◆ AIM ◆
Tally how many lines include "content". The number is the whole answer.

◆ GIVEN RECORDS ◆
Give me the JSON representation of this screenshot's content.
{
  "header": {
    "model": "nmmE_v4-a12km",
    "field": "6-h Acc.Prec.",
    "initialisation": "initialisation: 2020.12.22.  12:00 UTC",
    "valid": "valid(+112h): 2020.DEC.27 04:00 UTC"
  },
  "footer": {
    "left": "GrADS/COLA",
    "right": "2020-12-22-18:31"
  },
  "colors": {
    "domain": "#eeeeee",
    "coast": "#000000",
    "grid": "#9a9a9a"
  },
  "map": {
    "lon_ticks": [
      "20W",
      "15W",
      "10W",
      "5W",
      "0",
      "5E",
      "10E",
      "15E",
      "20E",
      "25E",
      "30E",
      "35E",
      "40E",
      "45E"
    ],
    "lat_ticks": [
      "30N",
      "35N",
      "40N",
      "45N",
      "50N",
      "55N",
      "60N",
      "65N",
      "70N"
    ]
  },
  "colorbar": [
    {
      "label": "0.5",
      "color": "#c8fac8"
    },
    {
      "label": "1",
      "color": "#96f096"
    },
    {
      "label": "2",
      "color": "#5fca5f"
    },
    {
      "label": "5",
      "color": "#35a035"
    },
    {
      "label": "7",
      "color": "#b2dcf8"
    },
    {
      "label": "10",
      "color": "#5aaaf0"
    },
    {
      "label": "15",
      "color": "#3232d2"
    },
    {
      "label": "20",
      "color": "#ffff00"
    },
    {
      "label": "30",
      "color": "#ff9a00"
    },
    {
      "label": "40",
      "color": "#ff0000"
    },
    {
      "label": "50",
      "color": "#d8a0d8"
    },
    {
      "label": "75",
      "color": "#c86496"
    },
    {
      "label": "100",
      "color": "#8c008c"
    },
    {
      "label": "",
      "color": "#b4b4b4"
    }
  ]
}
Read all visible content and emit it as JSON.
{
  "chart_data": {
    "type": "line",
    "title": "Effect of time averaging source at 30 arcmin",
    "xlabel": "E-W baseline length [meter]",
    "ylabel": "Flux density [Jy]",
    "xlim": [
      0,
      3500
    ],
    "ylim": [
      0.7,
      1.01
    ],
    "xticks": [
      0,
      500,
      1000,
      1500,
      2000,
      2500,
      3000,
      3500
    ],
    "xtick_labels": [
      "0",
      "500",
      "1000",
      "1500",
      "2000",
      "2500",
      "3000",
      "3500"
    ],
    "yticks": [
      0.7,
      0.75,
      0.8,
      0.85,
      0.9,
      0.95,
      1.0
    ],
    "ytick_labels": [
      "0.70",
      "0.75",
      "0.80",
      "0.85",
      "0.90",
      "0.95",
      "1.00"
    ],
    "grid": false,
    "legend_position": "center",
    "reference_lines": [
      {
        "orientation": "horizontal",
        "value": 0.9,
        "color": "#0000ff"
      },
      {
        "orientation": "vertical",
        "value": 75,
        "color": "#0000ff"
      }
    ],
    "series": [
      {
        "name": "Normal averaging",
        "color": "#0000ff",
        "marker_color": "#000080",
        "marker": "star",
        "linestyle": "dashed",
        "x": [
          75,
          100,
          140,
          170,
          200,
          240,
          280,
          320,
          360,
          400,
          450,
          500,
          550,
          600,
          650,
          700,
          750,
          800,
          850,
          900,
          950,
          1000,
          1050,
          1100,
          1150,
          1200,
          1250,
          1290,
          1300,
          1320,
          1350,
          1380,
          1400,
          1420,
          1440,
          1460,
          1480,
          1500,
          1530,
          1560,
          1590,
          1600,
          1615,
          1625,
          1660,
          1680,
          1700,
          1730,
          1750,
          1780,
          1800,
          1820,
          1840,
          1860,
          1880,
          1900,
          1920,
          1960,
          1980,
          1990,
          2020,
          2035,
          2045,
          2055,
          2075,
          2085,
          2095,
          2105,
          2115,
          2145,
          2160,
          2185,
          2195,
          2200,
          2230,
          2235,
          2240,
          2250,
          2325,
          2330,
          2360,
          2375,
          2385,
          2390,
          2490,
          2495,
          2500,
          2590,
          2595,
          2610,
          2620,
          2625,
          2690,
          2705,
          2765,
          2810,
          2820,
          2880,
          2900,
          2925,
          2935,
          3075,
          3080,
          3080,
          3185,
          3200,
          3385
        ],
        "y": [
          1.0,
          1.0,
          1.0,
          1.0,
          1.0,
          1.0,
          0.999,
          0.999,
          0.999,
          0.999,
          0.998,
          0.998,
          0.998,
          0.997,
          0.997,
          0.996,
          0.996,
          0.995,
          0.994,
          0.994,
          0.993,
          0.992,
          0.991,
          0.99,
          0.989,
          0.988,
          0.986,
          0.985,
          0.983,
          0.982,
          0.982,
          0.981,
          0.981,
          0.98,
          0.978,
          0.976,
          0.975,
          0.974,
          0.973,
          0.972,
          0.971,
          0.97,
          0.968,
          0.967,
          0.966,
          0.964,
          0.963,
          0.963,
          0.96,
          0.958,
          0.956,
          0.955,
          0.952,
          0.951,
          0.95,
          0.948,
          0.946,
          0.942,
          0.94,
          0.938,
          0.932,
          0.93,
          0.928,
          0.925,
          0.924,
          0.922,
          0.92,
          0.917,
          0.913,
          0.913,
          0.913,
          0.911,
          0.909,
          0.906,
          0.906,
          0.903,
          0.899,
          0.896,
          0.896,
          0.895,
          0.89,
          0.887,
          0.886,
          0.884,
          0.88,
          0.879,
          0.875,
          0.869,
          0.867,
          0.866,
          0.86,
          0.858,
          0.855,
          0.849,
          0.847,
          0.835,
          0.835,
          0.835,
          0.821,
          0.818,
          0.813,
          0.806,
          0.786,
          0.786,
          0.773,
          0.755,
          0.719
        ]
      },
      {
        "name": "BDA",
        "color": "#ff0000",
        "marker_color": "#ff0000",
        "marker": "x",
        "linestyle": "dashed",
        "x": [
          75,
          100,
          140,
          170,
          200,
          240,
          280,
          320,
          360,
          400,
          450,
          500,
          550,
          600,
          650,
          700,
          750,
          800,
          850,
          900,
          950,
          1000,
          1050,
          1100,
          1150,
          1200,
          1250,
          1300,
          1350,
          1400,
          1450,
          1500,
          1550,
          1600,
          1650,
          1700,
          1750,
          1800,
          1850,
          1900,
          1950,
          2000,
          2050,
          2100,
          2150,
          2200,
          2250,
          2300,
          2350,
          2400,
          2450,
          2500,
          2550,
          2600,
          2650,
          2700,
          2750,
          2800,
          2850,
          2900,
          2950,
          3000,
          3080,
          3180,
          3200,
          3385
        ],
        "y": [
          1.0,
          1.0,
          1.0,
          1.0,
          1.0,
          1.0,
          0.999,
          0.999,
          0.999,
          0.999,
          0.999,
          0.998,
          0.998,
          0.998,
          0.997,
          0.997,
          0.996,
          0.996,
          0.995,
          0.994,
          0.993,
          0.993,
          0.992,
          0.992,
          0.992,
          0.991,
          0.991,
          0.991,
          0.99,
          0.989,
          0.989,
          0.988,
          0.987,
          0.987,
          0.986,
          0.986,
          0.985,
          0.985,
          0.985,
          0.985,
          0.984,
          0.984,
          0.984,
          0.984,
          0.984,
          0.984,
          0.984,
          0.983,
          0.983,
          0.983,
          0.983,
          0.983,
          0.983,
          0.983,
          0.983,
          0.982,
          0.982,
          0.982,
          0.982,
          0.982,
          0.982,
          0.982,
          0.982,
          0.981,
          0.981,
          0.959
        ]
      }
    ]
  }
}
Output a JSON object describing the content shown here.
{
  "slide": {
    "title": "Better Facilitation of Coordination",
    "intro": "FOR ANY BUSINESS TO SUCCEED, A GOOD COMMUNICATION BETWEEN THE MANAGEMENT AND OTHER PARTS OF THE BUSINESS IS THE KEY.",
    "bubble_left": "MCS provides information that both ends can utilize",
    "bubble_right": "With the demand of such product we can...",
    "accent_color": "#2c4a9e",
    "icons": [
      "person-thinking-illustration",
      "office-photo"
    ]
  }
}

◆ COMPLETE OUTPUT ◆
3